**WHAT NEEDS TO BE DONE**
Repeat the lines that follow, leaving nothing out.

**DATASET EXCERPTS**
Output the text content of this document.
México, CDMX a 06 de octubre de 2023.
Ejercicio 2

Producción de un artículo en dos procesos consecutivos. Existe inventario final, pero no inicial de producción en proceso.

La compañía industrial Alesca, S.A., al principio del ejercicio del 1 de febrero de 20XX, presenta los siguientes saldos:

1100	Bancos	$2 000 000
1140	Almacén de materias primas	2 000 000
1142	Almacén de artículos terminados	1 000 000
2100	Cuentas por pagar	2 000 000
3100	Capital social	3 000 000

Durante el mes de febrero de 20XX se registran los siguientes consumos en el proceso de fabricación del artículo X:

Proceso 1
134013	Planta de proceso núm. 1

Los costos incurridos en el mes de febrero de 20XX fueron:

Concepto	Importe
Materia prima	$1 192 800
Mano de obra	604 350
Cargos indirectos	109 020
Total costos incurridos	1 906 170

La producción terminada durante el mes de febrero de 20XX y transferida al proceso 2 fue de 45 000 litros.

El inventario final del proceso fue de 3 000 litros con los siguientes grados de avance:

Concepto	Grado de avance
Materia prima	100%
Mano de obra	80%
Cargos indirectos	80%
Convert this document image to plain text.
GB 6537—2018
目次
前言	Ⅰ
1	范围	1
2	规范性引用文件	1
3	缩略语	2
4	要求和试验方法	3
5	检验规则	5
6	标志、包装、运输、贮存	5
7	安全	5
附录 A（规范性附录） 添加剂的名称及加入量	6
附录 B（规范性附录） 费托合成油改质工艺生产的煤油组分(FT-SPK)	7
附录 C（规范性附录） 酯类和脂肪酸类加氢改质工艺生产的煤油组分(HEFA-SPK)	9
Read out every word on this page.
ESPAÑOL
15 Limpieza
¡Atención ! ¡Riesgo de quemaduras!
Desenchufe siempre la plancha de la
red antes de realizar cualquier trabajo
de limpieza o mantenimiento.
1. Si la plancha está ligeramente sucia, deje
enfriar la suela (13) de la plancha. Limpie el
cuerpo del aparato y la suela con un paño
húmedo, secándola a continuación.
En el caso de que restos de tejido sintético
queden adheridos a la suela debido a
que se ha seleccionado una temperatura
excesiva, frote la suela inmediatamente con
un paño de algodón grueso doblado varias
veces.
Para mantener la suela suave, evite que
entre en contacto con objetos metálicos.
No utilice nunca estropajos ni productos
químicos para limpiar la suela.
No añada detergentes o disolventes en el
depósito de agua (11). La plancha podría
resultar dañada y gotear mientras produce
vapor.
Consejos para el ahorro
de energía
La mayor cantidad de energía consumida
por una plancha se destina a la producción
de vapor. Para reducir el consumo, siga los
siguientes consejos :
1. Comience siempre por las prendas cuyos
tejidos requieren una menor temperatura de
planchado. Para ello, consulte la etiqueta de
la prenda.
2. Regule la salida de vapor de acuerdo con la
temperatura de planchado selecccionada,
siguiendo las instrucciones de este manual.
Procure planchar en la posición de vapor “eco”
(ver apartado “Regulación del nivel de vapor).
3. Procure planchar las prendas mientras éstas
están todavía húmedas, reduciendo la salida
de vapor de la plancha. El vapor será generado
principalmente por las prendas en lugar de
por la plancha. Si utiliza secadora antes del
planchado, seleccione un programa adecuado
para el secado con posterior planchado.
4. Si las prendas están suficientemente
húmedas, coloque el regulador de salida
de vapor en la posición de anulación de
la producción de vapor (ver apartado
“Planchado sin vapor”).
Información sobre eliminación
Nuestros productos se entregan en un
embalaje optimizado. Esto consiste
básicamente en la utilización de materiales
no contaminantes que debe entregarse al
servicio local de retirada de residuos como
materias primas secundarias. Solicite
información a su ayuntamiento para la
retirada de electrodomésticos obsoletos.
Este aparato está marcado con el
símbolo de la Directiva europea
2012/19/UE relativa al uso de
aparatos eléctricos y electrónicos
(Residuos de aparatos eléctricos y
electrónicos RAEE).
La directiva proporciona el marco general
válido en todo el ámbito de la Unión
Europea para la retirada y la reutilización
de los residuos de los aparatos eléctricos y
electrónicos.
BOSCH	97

**EXERCISE SOLUTION**
Output the text content of this document.
México, CDMX a 06 de octubre de 2023.
Ejercicio 2

Producción de un artículo en dos procesos consecutivos. Existe inventario final, pero no inicial de producción en proceso.

La compañía industrial Alesca, S.A., al principio del ejercicio del 1 de febrero de 20XX, presenta los siguientes saldos:

1100	Bancos	$2 000 000
1140	Almacén de materias primas	2 000 000
1142	Almacén de artículos terminados	1 000 000
2100	Cuentas por pagar	2 000 000
3100	Capital social	3 000 000

Durante el mes de febrero de 20XX se registran los siguientes consumos en el proceso de fabricación del artículo X:

Proceso 1
134013	Planta de proceso núm. 1

Los costos incurridos en el mes de febrero de 20XX fueron:

Concepto	Importe
Materia prima	$1 192 800
Mano de obra	604 350
Cargos indirectos	109 020
Total costos incurridos	1 906 170

La producción terminada durante el mes de febrero de 20XX y transferida al proceso 2 fue de 45 000 litros.

El inventario final del proceso fue de 3 000 litros con los siguientes grados de avance:

Concepto	Grado de avance
Materia prima	100%
Mano de obra	80%
Cargos indirectos	80%
Convert this document image to plain text.
GB 6537—2018
目次
前言	Ⅰ
1	范围	1
2	规范性引用文件	1
3	缩略语	2
4	要求和试验方法	3
5	检验规则	5
6	标志、包装、运输、贮存	5
7	安全	5
附录 A（规范性附录） 添加剂的名称及加入量	6
附录 B（规范性附录） 费托合成油改质工艺生产的煤油组分(FT-SPK)	7
附录 C（规范性附录） 酯类和脂肪酸类加氢改质工艺生产的煤油组分(HEFA-SPK)	9
Read out every word on this page.
ESPAÑOL
15 Limpieza
¡Atención ! ¡Riesgo de quemaduras!
Desenchufe siempre la plancha de la
red antes de realizar cualquier trabajo
de limpieza o mantenimiento.
1. Si la plancha está ligeramente sucia, deje
enfriar la suela (13) de la plancha. Limpie el
cuerpo del aparato y la suela con un paño
húmedo, secándola a continuación.
En el caso de que restos de tejido sintético
queden adheridos a la suela debido a
que se ha seleccionado una temperatura
excesiva, frote la suela inmediatamente con
un paño de algodón grueso doblado varias
veces.
Para mantener la suela suave, evite que
entre en contacto con objetos metálicos.
No utilice nunca estropajos ni productos
químicos para limpiar la suela.
No añada detergentes o disolventes en el
depósito de agua (11). La plancha podría
resultar dañada y gotear mientras produce
vapor.
Consejos para el ahorro
de energía
La mayor cantidad de energía consumida
por una plancha se destina a la producción
de vapor. Para reducir el consumo, siga los
siguientes consejos :
1. Comience siempre por las prendas cuyos
tejidos requieren una menor temperatura de
planchado. Para ello, consulte la etiqueta de
la prenda.
2. Regule la salida de vapor de acuerdo con la
temperatura de planchado selecccionada,
siguiendo las instrucciones de este manual.
Procure planchar en la posición de vapor “eco”
(ver apartado “Regulación del nivel de vapor).
3. Procure planchar las prendas mientras éstas
están todavía húmedas, reduciendo la salida
de vapor de la plancha. El vapor será generado
principalmente por las prendas en lugar de
por la plancha. Si utiliza secadora antes del
planchado, seleccione un programa adecuado
para el secado con posterior planchado.
4. Si las prendas están suficientemente
húmedas, coloque el regulador de salida
de vapor en la posición de anulación de
la producción de vapor (ver apartado
“Planchado sin vapor”).
Información sobre eliminación
Nuestros productos se entregan en un
embalaje optimizado. Esto consiste
básicamente en la utilización de materiales
no contaminantes que debe entregarse al
servicio local de retirada de residuos como
materias primas secundarias. Solicite
información a su ayuntamiento para la
retirada de electrodomésticos obsoletos.
Este aparato está marcado con el
símbolo de la Directiva europea
2012/19/UE relativa al uso de
aparatos eléctricos y electrónicos
(Residuos de aparatos eléctricos y
electrónicos RAEE).
La directiva proporciona el marco general
válido en todo el ámbito de la Unión
Europea para la retirada y la reutilización
de los residuos de los aparatos eléctricos y
electrónicos.
BOSCH	97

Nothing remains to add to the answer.